WRITTEN EXERCISE.
State how many lines in these records contain the word "antarabangsa", and nothing else.

DATA FOR THIS EXERCISE.
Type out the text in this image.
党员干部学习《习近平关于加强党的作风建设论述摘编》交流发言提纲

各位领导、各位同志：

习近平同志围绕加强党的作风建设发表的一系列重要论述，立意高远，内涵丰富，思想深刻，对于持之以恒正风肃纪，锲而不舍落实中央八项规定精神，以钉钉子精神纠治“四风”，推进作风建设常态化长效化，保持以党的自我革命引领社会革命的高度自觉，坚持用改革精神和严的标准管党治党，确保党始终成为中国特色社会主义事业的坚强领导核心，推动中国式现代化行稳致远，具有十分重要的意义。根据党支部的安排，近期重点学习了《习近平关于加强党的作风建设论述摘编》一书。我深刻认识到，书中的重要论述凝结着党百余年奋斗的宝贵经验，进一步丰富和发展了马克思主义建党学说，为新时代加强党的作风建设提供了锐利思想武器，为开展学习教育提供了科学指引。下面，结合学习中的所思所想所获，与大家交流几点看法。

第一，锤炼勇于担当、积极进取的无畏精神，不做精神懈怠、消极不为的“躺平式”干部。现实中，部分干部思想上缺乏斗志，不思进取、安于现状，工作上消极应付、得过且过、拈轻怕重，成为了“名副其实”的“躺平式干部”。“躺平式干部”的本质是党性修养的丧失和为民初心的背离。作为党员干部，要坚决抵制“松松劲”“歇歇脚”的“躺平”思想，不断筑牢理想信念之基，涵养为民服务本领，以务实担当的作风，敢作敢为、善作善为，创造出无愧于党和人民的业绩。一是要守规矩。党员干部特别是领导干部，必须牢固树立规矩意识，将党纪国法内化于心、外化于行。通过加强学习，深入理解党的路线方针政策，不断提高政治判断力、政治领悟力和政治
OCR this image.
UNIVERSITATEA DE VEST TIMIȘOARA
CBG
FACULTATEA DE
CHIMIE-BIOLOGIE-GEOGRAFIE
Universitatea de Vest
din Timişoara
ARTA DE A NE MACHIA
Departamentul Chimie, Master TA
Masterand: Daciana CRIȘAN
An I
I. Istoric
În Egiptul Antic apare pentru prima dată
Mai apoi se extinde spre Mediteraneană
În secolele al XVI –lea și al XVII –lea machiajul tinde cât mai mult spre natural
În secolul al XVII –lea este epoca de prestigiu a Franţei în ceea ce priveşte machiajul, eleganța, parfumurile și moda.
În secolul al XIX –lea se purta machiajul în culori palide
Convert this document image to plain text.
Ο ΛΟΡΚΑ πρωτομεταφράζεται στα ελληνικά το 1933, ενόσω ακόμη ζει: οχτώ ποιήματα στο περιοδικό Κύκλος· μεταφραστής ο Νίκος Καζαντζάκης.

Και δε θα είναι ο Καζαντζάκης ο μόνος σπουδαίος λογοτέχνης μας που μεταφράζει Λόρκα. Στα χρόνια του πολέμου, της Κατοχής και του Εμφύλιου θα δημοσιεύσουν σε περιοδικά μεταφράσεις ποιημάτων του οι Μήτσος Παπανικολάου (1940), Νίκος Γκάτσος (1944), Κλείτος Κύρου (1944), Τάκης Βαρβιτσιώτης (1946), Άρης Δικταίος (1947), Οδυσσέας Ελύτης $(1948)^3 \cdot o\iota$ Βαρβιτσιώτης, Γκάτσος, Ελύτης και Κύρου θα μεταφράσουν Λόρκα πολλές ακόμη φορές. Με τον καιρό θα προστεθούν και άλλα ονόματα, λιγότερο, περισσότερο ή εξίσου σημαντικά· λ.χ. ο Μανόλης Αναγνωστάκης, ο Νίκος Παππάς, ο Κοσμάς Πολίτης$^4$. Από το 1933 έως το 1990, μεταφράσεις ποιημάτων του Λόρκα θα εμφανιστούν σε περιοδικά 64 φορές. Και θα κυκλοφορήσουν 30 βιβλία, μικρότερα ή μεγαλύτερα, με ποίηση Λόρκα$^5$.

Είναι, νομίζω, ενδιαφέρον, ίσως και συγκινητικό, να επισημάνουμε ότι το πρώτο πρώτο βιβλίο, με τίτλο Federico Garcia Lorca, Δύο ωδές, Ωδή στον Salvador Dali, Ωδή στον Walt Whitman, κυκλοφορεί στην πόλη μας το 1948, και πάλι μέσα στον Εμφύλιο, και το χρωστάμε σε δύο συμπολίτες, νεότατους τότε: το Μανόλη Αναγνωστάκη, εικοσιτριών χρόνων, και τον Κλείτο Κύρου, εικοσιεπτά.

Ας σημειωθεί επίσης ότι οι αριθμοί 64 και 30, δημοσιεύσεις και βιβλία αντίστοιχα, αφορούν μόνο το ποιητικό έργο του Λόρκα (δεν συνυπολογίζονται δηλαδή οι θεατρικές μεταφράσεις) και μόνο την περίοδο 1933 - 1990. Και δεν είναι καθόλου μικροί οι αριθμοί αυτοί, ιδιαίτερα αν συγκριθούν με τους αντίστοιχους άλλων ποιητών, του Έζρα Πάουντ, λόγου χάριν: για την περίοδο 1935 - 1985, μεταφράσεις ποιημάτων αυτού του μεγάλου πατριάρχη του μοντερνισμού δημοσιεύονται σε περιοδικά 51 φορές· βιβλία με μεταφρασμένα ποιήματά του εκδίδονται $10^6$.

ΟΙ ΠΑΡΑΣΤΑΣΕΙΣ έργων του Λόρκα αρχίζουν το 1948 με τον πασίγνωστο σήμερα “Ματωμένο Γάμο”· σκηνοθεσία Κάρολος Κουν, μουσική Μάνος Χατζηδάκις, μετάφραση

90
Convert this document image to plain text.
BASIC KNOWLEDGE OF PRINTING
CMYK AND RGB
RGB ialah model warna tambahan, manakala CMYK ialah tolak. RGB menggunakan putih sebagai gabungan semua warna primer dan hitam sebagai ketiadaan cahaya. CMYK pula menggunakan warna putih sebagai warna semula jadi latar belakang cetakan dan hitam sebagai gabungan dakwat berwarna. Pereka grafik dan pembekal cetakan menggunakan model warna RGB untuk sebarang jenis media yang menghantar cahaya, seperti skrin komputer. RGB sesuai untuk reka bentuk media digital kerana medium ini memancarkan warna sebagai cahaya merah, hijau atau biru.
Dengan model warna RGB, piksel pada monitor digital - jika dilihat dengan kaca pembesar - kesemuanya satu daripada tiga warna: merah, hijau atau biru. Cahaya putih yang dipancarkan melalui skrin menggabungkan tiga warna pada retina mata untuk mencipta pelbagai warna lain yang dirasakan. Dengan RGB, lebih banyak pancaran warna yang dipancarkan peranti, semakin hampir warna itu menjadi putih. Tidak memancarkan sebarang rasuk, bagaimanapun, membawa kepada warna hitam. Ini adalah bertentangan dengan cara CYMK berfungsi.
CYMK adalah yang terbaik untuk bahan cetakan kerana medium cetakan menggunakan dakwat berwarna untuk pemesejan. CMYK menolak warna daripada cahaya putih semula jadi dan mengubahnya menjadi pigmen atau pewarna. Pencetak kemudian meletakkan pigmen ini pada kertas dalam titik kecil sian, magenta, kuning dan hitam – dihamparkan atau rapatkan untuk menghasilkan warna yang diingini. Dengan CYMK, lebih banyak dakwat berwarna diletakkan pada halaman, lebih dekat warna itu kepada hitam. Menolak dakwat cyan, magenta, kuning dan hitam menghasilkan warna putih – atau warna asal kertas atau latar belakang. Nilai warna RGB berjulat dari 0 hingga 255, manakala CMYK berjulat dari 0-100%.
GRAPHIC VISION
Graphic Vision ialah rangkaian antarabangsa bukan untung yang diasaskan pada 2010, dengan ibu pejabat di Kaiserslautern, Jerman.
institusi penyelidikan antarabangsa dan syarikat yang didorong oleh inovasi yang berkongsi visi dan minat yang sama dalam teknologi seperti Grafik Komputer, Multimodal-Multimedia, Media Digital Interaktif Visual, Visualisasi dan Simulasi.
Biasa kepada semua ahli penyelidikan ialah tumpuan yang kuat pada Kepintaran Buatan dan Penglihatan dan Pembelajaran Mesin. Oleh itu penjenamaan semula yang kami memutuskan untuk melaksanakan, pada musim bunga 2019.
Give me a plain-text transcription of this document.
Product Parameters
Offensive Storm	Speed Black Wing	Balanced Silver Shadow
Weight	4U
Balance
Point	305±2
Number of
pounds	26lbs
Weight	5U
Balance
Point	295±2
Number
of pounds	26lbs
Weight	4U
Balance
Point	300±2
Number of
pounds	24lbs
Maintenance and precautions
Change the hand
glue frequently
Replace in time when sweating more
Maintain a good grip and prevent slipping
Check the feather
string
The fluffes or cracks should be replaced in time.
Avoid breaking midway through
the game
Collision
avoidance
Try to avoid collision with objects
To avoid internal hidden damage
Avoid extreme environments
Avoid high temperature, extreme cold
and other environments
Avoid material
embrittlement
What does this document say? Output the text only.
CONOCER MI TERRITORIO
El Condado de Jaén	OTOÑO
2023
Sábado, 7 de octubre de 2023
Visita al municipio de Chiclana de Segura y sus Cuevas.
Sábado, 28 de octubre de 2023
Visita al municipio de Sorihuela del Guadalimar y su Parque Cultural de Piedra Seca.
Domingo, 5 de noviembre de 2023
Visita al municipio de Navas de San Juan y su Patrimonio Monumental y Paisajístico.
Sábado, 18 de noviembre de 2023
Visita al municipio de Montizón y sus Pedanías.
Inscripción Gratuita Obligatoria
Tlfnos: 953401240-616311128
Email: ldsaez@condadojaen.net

THE RESPONSE.
2